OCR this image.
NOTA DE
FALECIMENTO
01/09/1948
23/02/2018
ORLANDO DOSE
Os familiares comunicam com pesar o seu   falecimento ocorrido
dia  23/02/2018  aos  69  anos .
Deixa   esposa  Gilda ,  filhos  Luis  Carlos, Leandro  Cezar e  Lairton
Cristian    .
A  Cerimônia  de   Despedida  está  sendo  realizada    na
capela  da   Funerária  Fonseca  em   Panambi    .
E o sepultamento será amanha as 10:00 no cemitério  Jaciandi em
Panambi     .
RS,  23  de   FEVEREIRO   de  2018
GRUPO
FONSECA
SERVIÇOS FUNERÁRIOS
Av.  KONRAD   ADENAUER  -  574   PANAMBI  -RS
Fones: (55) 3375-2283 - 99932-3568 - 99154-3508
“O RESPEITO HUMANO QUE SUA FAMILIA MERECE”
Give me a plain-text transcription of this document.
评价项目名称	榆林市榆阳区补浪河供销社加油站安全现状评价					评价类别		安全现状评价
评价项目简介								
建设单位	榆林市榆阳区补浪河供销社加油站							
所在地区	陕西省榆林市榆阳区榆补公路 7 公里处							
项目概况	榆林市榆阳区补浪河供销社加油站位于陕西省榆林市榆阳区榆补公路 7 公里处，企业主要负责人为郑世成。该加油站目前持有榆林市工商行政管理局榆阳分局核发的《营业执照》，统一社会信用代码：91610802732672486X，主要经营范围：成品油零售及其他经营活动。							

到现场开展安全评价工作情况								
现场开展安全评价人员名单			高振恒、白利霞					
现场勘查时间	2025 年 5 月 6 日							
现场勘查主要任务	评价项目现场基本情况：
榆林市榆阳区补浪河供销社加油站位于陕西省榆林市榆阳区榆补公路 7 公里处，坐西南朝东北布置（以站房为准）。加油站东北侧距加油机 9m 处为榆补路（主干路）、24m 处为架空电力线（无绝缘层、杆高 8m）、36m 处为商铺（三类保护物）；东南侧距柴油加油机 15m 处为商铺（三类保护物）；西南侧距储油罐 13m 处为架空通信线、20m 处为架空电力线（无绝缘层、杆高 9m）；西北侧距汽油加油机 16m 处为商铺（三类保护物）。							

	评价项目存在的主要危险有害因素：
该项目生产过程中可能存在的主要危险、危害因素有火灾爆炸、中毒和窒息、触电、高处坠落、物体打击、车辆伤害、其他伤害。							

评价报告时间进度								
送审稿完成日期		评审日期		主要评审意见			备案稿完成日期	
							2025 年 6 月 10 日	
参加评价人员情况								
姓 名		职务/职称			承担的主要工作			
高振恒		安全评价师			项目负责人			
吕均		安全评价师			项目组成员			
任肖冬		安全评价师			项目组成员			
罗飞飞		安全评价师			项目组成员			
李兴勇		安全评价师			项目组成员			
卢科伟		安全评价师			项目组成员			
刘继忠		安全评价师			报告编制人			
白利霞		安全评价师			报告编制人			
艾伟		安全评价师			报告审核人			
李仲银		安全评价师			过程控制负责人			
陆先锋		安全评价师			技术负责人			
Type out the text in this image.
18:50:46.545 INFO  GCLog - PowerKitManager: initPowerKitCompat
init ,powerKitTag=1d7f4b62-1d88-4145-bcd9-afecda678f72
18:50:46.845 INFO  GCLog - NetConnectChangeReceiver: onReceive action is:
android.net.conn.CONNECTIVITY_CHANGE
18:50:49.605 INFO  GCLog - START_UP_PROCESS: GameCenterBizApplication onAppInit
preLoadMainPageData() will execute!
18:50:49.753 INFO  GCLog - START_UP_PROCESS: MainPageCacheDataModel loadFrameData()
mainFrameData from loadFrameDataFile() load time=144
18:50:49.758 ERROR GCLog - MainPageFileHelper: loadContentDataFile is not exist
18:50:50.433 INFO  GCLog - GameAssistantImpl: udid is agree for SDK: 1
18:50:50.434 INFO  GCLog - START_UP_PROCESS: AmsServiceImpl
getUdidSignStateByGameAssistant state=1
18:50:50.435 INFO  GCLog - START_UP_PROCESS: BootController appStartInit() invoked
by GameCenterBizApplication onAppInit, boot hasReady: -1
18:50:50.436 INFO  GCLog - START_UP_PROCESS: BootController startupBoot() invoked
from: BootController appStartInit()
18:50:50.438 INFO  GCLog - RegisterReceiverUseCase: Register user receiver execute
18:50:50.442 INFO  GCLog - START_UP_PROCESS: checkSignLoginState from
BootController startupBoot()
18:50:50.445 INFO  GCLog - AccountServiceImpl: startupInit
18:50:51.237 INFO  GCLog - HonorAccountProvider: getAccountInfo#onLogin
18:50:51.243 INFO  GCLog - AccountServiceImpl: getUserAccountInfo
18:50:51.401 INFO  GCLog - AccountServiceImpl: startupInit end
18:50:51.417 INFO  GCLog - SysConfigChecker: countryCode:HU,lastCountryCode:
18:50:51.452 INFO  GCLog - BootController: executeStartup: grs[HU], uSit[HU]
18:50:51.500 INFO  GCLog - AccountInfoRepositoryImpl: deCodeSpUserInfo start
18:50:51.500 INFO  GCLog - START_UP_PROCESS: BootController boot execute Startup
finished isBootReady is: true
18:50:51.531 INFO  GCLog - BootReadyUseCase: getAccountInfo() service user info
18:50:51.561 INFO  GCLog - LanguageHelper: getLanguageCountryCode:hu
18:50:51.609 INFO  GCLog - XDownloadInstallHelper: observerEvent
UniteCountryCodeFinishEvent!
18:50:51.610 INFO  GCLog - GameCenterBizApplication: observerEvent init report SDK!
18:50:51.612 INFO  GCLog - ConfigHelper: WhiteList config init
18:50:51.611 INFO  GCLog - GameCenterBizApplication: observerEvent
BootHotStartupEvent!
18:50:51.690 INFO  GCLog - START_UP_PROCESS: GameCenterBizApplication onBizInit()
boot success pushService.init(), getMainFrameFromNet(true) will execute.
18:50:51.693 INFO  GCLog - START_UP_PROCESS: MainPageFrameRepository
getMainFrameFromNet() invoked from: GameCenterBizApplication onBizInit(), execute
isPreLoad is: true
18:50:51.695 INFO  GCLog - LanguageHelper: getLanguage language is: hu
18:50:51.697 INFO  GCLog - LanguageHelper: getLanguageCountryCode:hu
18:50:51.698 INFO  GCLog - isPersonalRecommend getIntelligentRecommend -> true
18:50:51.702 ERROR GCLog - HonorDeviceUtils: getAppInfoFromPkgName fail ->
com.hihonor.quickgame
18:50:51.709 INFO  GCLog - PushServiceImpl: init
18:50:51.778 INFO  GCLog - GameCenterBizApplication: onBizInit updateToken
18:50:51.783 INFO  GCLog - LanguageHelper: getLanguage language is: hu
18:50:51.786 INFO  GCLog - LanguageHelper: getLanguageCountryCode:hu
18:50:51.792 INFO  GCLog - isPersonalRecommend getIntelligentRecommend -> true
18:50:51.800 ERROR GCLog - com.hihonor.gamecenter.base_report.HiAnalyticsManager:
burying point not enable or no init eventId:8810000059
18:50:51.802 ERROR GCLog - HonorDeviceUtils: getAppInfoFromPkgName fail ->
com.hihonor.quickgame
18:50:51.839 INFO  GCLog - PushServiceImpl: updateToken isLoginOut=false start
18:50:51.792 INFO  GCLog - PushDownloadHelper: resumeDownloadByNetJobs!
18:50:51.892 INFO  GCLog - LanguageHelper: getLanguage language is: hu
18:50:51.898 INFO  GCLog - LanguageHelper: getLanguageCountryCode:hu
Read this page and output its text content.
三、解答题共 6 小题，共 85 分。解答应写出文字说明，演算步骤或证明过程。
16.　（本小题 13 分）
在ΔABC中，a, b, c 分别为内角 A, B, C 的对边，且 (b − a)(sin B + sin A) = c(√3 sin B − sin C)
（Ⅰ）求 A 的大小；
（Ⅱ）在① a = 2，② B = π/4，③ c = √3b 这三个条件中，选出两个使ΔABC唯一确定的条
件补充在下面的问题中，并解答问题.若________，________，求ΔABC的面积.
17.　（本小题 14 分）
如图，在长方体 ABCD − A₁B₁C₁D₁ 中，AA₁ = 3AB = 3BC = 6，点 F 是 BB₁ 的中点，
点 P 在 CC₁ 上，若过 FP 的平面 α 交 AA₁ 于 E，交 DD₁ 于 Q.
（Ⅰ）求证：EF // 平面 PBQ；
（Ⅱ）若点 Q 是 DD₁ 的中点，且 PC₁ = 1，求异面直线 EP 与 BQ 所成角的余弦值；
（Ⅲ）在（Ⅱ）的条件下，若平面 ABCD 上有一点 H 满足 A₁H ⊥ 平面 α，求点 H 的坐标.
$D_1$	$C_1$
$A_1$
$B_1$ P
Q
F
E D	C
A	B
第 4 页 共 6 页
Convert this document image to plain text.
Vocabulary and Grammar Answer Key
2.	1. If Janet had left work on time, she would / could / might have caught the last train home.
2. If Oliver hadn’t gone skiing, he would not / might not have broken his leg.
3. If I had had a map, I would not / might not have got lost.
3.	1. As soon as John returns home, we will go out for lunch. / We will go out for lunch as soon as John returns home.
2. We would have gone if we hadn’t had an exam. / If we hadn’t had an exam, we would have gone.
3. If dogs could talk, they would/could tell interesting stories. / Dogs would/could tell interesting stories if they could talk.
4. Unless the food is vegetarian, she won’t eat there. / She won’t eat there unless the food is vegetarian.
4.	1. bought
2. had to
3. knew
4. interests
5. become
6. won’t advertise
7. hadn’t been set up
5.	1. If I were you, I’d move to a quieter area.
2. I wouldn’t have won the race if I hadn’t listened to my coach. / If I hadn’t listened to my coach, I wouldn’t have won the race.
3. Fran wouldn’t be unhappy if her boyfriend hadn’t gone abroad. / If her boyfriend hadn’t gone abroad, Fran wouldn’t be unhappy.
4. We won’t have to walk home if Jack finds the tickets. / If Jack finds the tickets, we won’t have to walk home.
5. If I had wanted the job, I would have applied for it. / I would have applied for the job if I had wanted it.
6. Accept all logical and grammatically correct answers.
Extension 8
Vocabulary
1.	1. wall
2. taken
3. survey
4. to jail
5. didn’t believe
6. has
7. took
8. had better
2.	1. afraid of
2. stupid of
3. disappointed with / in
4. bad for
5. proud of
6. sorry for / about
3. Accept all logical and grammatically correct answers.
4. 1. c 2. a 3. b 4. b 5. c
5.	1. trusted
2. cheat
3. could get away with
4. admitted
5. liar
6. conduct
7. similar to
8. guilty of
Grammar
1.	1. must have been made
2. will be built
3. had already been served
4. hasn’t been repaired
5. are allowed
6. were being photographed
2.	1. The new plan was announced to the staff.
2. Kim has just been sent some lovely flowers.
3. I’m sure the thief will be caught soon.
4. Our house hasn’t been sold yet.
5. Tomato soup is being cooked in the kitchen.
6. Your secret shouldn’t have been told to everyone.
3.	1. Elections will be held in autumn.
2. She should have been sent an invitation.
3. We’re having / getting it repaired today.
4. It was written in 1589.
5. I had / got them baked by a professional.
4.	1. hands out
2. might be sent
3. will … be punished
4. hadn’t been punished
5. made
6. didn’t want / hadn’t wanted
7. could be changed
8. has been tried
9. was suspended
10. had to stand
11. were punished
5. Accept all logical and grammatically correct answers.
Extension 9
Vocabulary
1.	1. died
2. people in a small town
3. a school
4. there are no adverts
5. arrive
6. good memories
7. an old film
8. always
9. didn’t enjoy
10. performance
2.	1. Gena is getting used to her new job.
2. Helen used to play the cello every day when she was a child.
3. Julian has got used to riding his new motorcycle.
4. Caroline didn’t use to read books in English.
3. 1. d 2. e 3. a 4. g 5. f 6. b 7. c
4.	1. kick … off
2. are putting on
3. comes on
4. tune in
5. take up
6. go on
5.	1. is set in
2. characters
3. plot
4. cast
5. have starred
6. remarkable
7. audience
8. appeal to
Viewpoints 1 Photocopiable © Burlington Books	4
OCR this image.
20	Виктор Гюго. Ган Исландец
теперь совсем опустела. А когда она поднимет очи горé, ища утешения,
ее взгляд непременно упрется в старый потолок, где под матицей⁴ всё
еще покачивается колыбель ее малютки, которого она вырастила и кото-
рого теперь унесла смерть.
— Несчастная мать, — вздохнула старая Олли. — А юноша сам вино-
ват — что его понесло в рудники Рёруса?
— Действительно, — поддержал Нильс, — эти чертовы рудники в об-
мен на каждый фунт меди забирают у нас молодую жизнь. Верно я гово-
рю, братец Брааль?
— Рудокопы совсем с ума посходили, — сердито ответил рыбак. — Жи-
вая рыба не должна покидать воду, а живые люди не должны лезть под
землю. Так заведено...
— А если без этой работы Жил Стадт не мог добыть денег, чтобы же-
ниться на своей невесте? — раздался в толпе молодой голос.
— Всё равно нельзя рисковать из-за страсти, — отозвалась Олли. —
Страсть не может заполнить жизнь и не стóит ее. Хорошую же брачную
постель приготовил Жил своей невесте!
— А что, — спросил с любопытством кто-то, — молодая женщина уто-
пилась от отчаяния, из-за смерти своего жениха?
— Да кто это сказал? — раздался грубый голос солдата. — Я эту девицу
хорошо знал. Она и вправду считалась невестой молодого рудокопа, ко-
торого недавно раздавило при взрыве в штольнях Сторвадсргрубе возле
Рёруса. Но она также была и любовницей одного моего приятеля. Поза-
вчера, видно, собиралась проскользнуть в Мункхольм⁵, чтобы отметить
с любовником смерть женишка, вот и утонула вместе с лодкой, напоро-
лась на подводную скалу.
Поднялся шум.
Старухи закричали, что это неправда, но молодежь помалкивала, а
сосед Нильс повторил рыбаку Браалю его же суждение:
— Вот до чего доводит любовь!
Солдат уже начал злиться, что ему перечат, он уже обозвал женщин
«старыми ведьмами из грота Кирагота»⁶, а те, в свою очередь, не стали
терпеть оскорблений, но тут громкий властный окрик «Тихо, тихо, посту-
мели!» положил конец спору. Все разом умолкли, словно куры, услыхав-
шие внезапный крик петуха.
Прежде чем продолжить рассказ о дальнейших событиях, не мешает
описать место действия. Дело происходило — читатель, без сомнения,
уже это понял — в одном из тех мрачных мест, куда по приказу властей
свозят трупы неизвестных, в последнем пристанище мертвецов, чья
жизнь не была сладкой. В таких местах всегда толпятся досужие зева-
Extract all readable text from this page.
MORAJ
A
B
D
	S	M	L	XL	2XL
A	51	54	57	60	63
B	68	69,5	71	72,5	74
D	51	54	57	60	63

• • •

- SHORT EXERCISE
Write the lines out verbatim, from the one with "Extract all readable text from this page." through the last line of the entries, and stop there.

- REPLY
Extract all readable text from this page.
MORAJ
A
B
D
	S	M	L	XL	2XL
A	51	54	57	60	63
B	68	69,5	71	72,5	74
D	51	54	57	60	63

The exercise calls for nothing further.